Dataset entries on figures:
++++++++++
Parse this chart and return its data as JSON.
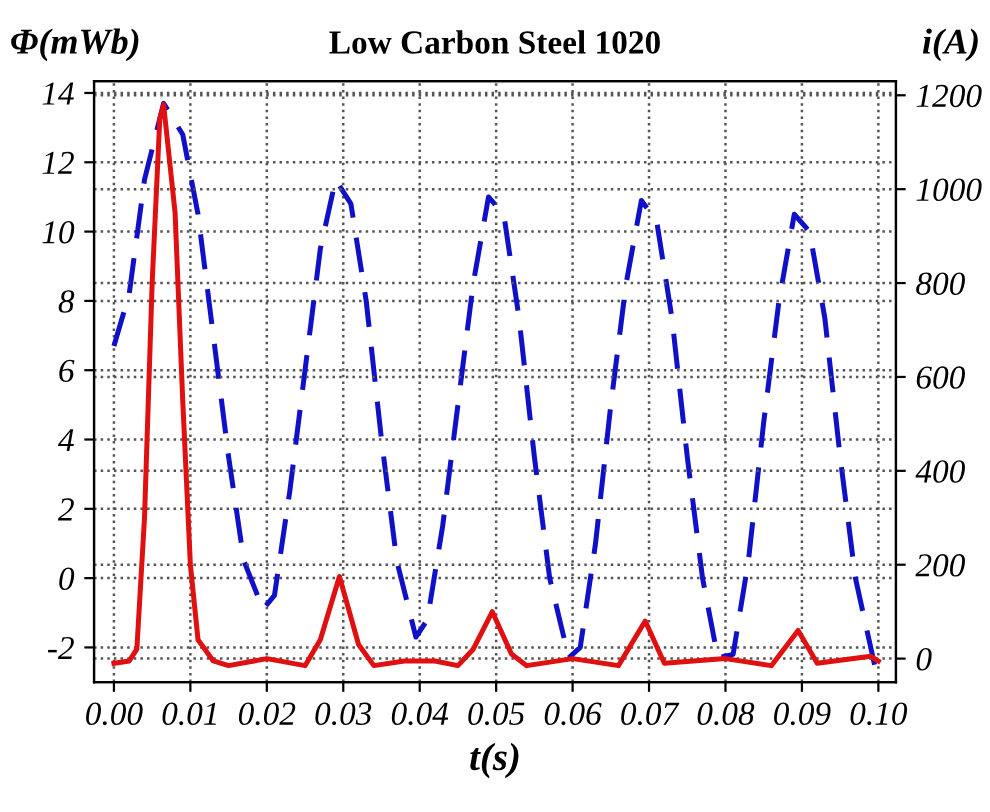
{
  "chart_data": {
    "type": "line",
    "title": "Low Carbon Steel 1020",
    "xlabel": "t(s)",
    "ylabel": "Φ(mWb)",
    "y2label": "i(A)",
    "xlim": [
      -0.0026,
      0.1023
    ],
    "xticks": [
      {
        "value": 0,
        "label": "0.00"
      },
      0.01,
      0.02,
      0.03,
      0.04,
      0.05,
      0.06,
      0.07,
      0.08,
      0.09,
      {
        "value": 0.1,
        "label": "0.10"
      }
    ],
    "ylim": [
      -3,
      14.34
    ],
    "yticks": [
      -2,
      0,
      2,
      4,
      6,
      8,
      10,
      12,
      14
    ],
    "y2lim": [
      -50,
      1230
    ],
    "y2ticks": [
      0,
      200,
      400,
      600,
      800,
      1000,
      1200
    ],
    "grid": true,
    "legend": false,
    "series": [
      {
        "color": "#1010c8",
        "line_style": "dashed",
        "axis": "y",
        "x": [
          0,
          0.002,
          0.004,
          0.0065,
          0.009,
          0.011,
          0.013,
          0.015,
          0.017,
          0.0195,
          0.021,
          0.023,
          0.025,
          0.027,
          0.029,
          0.031,
          0.033,
          0.035,
          0.037,
          0.0395,
          0.041,
          0.043,
          0.045,
          0.047,
          0.049,
          0.051,
          0.053,
          0.055,
          0.057,
          0.0595,
          0.061,
          0.063,
          0.065,
          0.067,
          0.069,
          0.071,
          0.073,
          0.075,
          0.077,
          0.079,
          0.081,
          0.083,
          0.085,
          0.087,
          0.089,
          0.091,
          0.093,
          0.095,
          0.097,
          0.0995
        ],
        "values": [
          6.7,
          8.2,
          11.5,
          13.7,
          12.8,
          10.5,
          7,
          3.5,
          0.5,
          -0.9,
          -0.5,
          2.5,
          6,
          9.5,
          11.5,
          10.8,
          8,
          4,
          0.5,
          -1.7,
          -1.2,
          1.5,
          5,
          8.5,
          11,
          10.5,
          7.5,
          3.5,
          0,
          -2.3,
          -2,
          1,
          5,
          8.5,
          10.9,
          10.3,
          7.5,
          3.5,
          0,
          -2.3,
          -2.2,
          0.5,
          4.5,
          8,
          10.5,
          10,
          7.5,
          3.5,
          0,
          -2.5
        ]
      },
      {
        "color": "#e01010",
        "line_style": "solid",
        "axis": "y2",
        "x": [
          0,
          0.002,
          0.003,
          0.004,
          0.005,
          0.006,
          0.0065,
          0.008,
          0.009,
          0.01,
          0.011,
          0.013,
          0.015,
          0.02,
          0.025,
          0.027,
          0.0295,
          0.032,
          0.034,
          0.038,
          0.042,
          0.045,
          0.047,
          0.0495,
          0.052,
          0.054,
          0.06,
          0.066,
          0.0695,
          0.072,
          0.08,
          0.086,
          0.0895,
          0.092,
          0.099,
          0.1
        ],
        "values": [
          -10,
          -5,
          20,
          300,
          800,
          1150,
          1180,
          950,
          550,
          200,
          40,
          -5,
          -15,
          0,
          -15,
          40,
          175,
          30,
          -15,
          -5,
          -5,
          -15,
          20,
          100,
          10,
          -15,
          0,
          -15,
          80,
          -10,
          0,
          -15,
          60,
          -10,
          5,
          -5
        ]
      }
    ]
  }
}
++++++++++
Exercise:
Retype each record exactly as it stands, but do not include the pictures.

Solution to this problem:
Parse this chart and return its data as JSON.
{
  "chart_data": {
    "type": "line",
    "title": "Low Carbon Steel 1020",
    "xlabel": "t(s)",
    "ylabel": "Φ(mWb)",
    "y2label": "i(A)",
    "xlim": [
      -0.0026,
      0.1023
    ],
    "xticks": [
      {
        "value": 0,
        "label": "0.00"
      },
      0.01,
      0.02,
      0.03,
      0.04,
      0.05,
      0.06,
      0.07,
      0.08,
      0.09,
      {
        "value": 0.1,
        "label": "0.10"
      }
    ],
    "ylim": [
      -3,
      14.34
    ],
    "yticks": [
      -2,
      0,
      2,
      4,
      6,
      8,
      10,
      12,
      14
    ],
    "y2lim": [
      -50,
      1230
    ],
    "y2ticks": [
      0,
      200,
      400,
      600,
      800,
      1000,
      1200
    ],
    "grid": true,
    "legend": false,
    "series": [
      {
        "color": "#1010c8",
        "line_style": "dashed",
        "axis": "y",
        "x": [
          0,
          0.002,
          0.004,
          0.0065,
          0.009,
          0.011,
          0.013,
          0.015,
          0.017,
          0.0195,
          0.021,
          0.023,
          0.025,
          0.027,
          0.029,
          0.031,
          0.033,
          0.035,
          0.037,
          0.0395,
          0.041,
          0.043,
          0.045,
          0.047,
          0.049,
          0.051,
          0.053,
          0.055,
          0.057,
          0.0595,
          0.061,
          0.063,
          0.065,
          0.067,
          0.069,
          0.071,
          0.073,
          0.075,
          0.077,
          0.079,
          0.081,
          0.083,
          0.085,
          0.087,
          0.089,
          0.091,
          0.093,
          0.095,
          0.097,
          0.0995
        ],
        "values": [
          6.7,
          8.2,
          11.5,
          13.7,
          12.8,
          10.5,
          7,
          3.5,
          0.5,
          -0.9,
          -0.5,
          2.5,
          6,
          9.5,
          11.5,
          10.8,
          8,
          4,
          0.5,
          -1.7,
          -1.2,
          1.5,
          5,
          8.5,
          11,
          10.5,
          7.5,
          3.5,
          0,
          -2.3,
          -2,
          1,
          5,
          8.5,
          10.9,
          10.3,
          7.5,
          3.5,
          0,
          -2.3,
          -2.2,
          0.5,
          4.5,
          8,
          10.5,
          10,
          7.5,
          3.5,
          0,
          -2.5
        ]
      },
      {
        "color": "#e01010",
        "line_style": "solid",
        "axis": "y2",
        "x": [
          0,
          0.002,
          0.003,
          0.004,
          0.005,
          0.006,
          0.0065,
          0.008,
          0.009,
          0.01,
          0.011,
          0.013,
          0.015,
          0.02,
          0.025,
          0.027,
          0.0295,
          0.032,
          0.034,
          0.038,
          0.042,
          0.045,
          0.047,
          0.0495,
          0.052,
          0.054,
          0.06,
          0.066,
          0.0695,
          0.072,
          0.08,
          0.086,
          0.0895,
          0.092,
          0.099,
          0.1
        ],
        "values": [
          -10,
          -5,
          20,
          300,
          800,
          1150,
          1180,
          950,
          550,
          200,
          40,
          -5,
          -15,
          0,
          -15,
          40,
          175,
          30,
          -15,
          -5,
          -5,
          -15,
          20,
          100,
          10,
          -15,
          0,
          -15,
          80,
          -10,
          0,
          -15,
          60,
          -10,
          5,
          -5
        ]
      }
    ]
  }
}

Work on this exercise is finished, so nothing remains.